/---

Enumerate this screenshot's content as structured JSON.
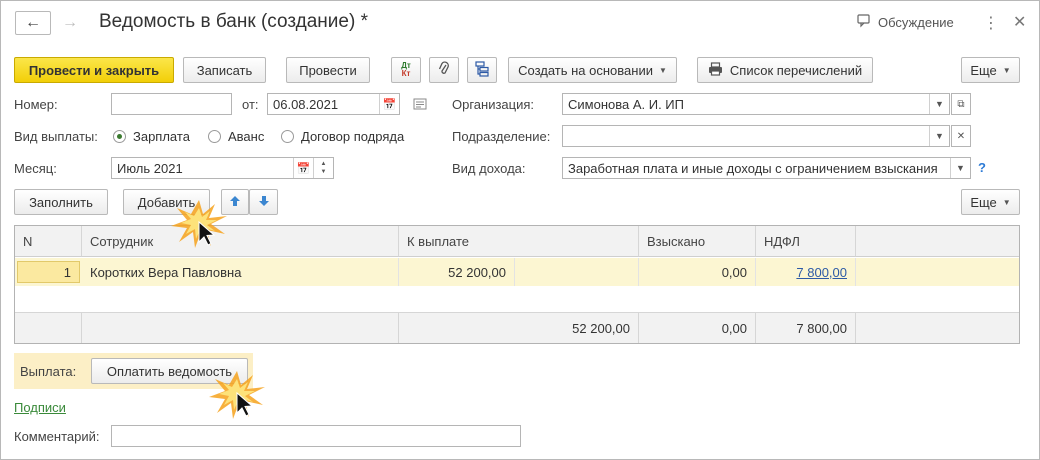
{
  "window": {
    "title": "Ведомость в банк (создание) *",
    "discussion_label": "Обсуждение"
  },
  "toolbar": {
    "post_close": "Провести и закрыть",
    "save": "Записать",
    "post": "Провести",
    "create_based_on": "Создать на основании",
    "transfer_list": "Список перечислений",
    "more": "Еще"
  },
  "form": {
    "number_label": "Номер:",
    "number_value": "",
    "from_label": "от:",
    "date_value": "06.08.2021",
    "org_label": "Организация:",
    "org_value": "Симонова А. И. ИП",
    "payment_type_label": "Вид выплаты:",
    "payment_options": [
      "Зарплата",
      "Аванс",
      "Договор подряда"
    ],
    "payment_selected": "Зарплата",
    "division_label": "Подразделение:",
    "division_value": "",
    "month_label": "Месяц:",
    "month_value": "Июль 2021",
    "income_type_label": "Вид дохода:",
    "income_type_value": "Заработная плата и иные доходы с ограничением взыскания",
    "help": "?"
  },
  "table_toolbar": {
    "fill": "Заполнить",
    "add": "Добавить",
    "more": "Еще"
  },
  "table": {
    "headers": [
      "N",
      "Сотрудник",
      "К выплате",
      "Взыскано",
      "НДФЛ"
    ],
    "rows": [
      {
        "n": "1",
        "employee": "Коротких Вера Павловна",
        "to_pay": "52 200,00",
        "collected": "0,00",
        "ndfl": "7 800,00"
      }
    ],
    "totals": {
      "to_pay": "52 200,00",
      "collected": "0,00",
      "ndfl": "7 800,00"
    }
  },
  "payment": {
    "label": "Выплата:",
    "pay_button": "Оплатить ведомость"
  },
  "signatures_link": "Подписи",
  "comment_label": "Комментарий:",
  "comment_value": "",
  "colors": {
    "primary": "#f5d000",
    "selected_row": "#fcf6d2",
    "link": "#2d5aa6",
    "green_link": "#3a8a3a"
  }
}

\---

**Given instruction**
Reproduce each line holding the word "Провести".

**Problem solution**
    "post_close": "Провести и закрыть",
    "post": "Провести",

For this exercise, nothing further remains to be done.